WHAT THIS TASK INVOLVES —
Exactly as they appear, output all of the entries.

EXTRACTED INFORMATION —
- - - -

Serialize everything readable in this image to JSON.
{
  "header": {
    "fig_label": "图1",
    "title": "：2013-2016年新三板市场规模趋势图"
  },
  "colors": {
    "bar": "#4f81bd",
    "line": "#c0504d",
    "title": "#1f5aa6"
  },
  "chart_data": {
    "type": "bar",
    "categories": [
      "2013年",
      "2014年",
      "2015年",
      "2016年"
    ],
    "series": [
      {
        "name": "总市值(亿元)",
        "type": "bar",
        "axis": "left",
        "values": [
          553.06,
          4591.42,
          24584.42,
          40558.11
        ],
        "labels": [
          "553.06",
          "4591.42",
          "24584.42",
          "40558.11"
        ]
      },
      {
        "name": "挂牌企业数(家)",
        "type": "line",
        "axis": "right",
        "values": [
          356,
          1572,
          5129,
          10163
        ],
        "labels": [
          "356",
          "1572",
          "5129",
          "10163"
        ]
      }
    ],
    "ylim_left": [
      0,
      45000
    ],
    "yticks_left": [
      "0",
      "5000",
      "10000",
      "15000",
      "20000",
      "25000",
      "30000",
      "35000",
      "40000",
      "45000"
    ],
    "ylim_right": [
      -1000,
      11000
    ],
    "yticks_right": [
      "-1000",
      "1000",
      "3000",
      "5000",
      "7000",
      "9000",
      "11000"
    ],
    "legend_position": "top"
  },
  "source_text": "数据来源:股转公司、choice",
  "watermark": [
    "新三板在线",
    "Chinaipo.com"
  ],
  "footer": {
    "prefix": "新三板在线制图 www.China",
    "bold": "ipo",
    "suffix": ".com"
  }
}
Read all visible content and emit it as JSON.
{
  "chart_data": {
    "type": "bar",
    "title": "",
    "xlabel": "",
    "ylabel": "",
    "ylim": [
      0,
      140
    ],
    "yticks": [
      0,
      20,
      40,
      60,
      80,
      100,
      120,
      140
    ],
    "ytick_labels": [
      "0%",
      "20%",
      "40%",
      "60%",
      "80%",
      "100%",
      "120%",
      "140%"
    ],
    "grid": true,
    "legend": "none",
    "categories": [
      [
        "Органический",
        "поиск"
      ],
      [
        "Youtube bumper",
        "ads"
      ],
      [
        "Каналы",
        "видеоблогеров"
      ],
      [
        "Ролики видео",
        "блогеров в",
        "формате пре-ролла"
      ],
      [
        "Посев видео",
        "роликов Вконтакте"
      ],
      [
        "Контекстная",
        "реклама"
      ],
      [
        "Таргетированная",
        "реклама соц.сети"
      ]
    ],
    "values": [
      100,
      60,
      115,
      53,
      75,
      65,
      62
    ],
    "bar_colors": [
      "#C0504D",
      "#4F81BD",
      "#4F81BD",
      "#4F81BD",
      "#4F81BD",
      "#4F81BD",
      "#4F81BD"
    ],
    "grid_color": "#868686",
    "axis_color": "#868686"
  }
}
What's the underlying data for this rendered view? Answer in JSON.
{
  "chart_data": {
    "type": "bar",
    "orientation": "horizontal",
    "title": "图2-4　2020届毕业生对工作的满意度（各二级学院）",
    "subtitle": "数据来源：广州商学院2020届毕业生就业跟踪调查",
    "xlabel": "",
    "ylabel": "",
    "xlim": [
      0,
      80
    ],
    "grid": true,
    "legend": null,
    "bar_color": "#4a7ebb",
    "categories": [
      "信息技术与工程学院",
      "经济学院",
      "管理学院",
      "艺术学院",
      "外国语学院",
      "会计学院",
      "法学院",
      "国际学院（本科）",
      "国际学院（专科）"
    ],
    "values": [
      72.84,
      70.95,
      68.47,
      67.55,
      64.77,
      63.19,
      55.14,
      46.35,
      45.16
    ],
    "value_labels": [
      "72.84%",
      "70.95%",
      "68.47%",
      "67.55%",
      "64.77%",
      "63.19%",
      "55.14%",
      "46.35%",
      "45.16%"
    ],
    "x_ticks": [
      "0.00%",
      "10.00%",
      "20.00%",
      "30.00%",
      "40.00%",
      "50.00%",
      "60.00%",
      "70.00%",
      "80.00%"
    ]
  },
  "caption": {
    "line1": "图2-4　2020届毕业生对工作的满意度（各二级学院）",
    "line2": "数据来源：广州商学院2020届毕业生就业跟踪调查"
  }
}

- - - -

WORKED SOLUTION —
Serialize everything readable in this image to JSON.
{
  "header": {
    "fig_label": "图1",
    "title": "：2013-2016年新三板市场规模趋势图"
  },
  "colors": {
    "bar": "#4f81bd",
    "line": "#c0504d",
    "title": "#1f5aa6"
  },
  "chart_data": {
    "type": "bar",
    "categories": [
      "2013年",
      "2014年",
      "2015年",
      "2016年"
    ],
    "series": [
      {
        "name": "总市值(亿元)",
        "type": "bar",
        "axis": "left",
        "values": [
          553.06,
          4591.42,
          24584.42,
          40558.11
        ],
        "labels": [
          "553.06",
          "4591.42",
          "24584.42",
          "40558.11"
        ]
      },
      {
        "name": "挂牌企业数(家)",
        "type": "line",
        "axis": "right",
        "values": [
          356,
          1572,
          5129,
          10163
        ],
        "labels": [
          "356",
          "1572",
          "5129",
          "10163"
        ]
      }
    ],
    "ylim_left": [
      0,
      45000
    ],
    "yticks_left": [
      "0",
      "5000",
      "10000",
      "15000",
      "20000",
      "25000",
      "30000",
      "35000",
      "40000",
      "45000"
    ],
    "ylim_right": [
      -1000,
      11000
    ],
    "yticks_right": [
      "-1000",
      "1000",
      "3000",
      "5000",
      "7000",
      "9000",
      "11000"
    ],
    "legend_position": "top"
  },
  "source_text": "数据来源:股转公司、choice",
  "watermark": [
    "新三板在线",
    "Chinaipo.com"
  ],
  "footer": {
    "prefix": "新三板在线制图 www.China",
    "bold": "ipo",
    "suffix": ".com"
  }
}
Read all visible content and emit it as JSON.
{
  "chart_data": {
    "type": "bar",
    "title": "",
    "xlabel": "",
    "ylabel": "",
    "ylim": [
      0,
      140
    ],
    "yticks": [
      0,
      20,
      40,
      60,
      80,
      100,
      120,
      140
    ],
    "ytick_labels": [
      "0%",
      "20%",
      "40%",
      "60%",
      "80%",
      "100%",
      "120%",
      "140%"
    ],
    "grid": true,
    "legend": "none",
    "categories": [
      [
        "Органический",
        "поиск"
      ],
      [
        "Youtube bumper",
        "ads"
      ],
      [
        "Каналы",
        "видеоблогеров"
      ],
      [
        "Ролики видео",
        "блогеров в",
        "формате пре-ролла"
      ],
      [
        "Посев видео",
        "роликов Вконтакте"
      ],
      [
        "Контекстная",
        "реклама"
      ],
      [
        "Таргетированная",
        "реклама соц.сети"
      ]
    ],
    "values": [
      100,
      60,
      115,
      53,
      75,
      65,
      62
    ],
    "bar_colors": [
      "#C0504D",
      "#4F81BD",
      "#4F81BD",
      "#4F81BD",
      "#4F81BD",
      "#4F81BD",
      "#4F81BD"
    ],
    "grid_color": "#868686",
    "axis_color": "#868686"
  }
}
What's the underlying data for this rendered view? Answer in JSON.
{
  "chart_data": {
    "type": "bar",
    "orientation": "horizontal",
    "title": "图2-4　2020届毕业生对工作的满意度（各二级学院）",
    "subtitle": "数据来源：广州商学院2020届毕业生就业跟踪调查",
    "xlabel": "",
    "ylabel": "",
    "xlim": [
      0,
      80
    ],
    "grid": true,
    "legend": null,
    "bar_color": "#4a7ebb",
    "categories": [
      "信息技术与工程学院",
      "经济学院",
      "管理学院",
      "艺术学院",
      "外国语学院",
      "会计学院",
      "法学院",
      "国际学院（本科）",
      "国际学院（专科）"
    ],
    "values": [
      72.84,
      70.95,
      68.47,
      67.55,
      64.77,
      63.19,
      55.14,
      46.35,
      45.16
    ],
    "value_labels": [
      "72.84%",
      "70.95%",
      "68.47%",
      "67.55%",
      "64.77%",
      "63.19%",
      "55.14%",
      "46.35%",
      "45.16%"
    ],
    "x_ticks": [
      "0.00%",
      "10.00%",
      "20.00%",
      "30.00%",
      "40.00%",
      "50.00%",
      "60.00%",
      "70.00%",
      "80.00%"
    ]
  },
  "caption": {
    "line1": "图2-4　2020届毕业生对工作的满意度（各二级学院）",
    "line2": "数据来源：广州商学院2020届毕业生就业跟踪调查"
  }
}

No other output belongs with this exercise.